Goal
Every entry below should be transcribed exactly; pictures stay out of the copy.

= = = =

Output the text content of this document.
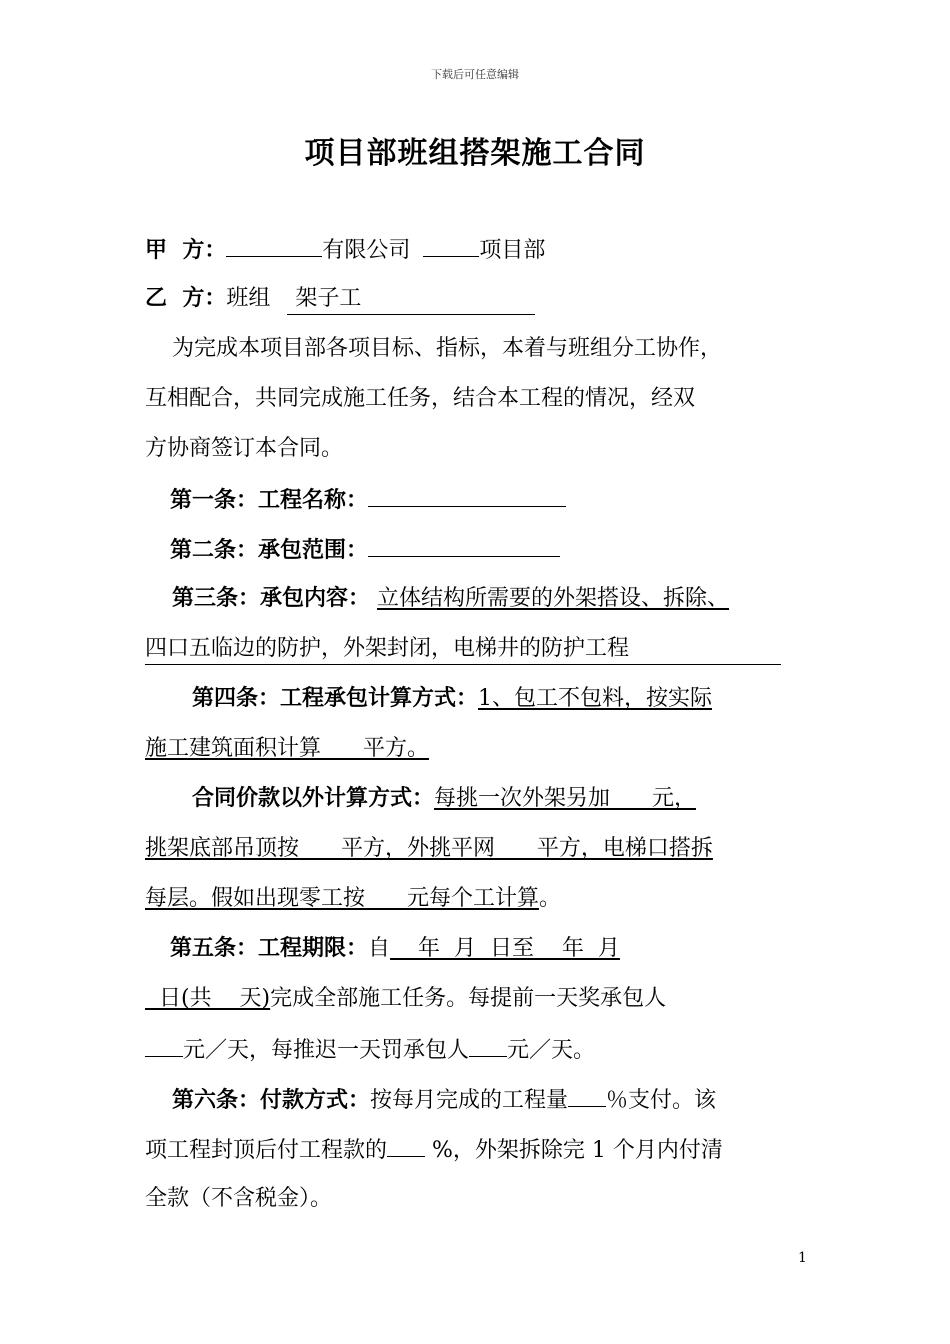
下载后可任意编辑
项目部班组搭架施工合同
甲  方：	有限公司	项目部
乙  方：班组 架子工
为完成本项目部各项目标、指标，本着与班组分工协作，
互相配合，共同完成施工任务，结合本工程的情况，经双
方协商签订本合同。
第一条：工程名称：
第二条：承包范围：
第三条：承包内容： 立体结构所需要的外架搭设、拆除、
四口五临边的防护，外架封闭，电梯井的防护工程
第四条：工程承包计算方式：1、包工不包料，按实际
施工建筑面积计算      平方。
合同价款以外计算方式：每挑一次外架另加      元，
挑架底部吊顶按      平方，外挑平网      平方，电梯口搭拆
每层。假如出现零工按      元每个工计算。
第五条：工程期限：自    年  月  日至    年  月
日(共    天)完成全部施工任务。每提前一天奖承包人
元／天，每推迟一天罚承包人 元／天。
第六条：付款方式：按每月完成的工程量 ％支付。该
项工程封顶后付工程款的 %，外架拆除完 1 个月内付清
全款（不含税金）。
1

= = = =

Solution below
Output the text content of this document.
下载后可任意编辑
项目部班组搭架施工合同
甲  方：	有限公司	项目部
乙  方：班组 架子工
为完成本项目部各项目标、指标，本着与班组分工协作，
互相配合，共同完成施工任务，结合本工程的情况，经双
方协商签订本合同。
第一条：工程名称：
第二条：承包范围：
第三条：承包内容： 立体结构所需要的外架搭设、拆除、
四口五临边的防护，外架封闭，电梯井的防护工程
第四条：工程承包计算方式：1、包工不包料，按实际
施工建筑面积计算      平方。
合同价款以外计算方式：每挑一次外架另加      元，
挑架底部吊顶按      平方，外挑平网      平方，电梯口搭拆
每层。假如出现零工按      元每个工计算。
第五条：工程期限：自    年  月  日至    年  月
日(共    天)完成全部施工任务。每提前一天奖承包人
元／天，每推迟一天罚承包人 元／天。
第六条：付款方式：按每月完成的工程量 ％支付。该
项工程封顶后付工程款的 %，外架拆除完 1 个月内付清
全款（不含税金）。
1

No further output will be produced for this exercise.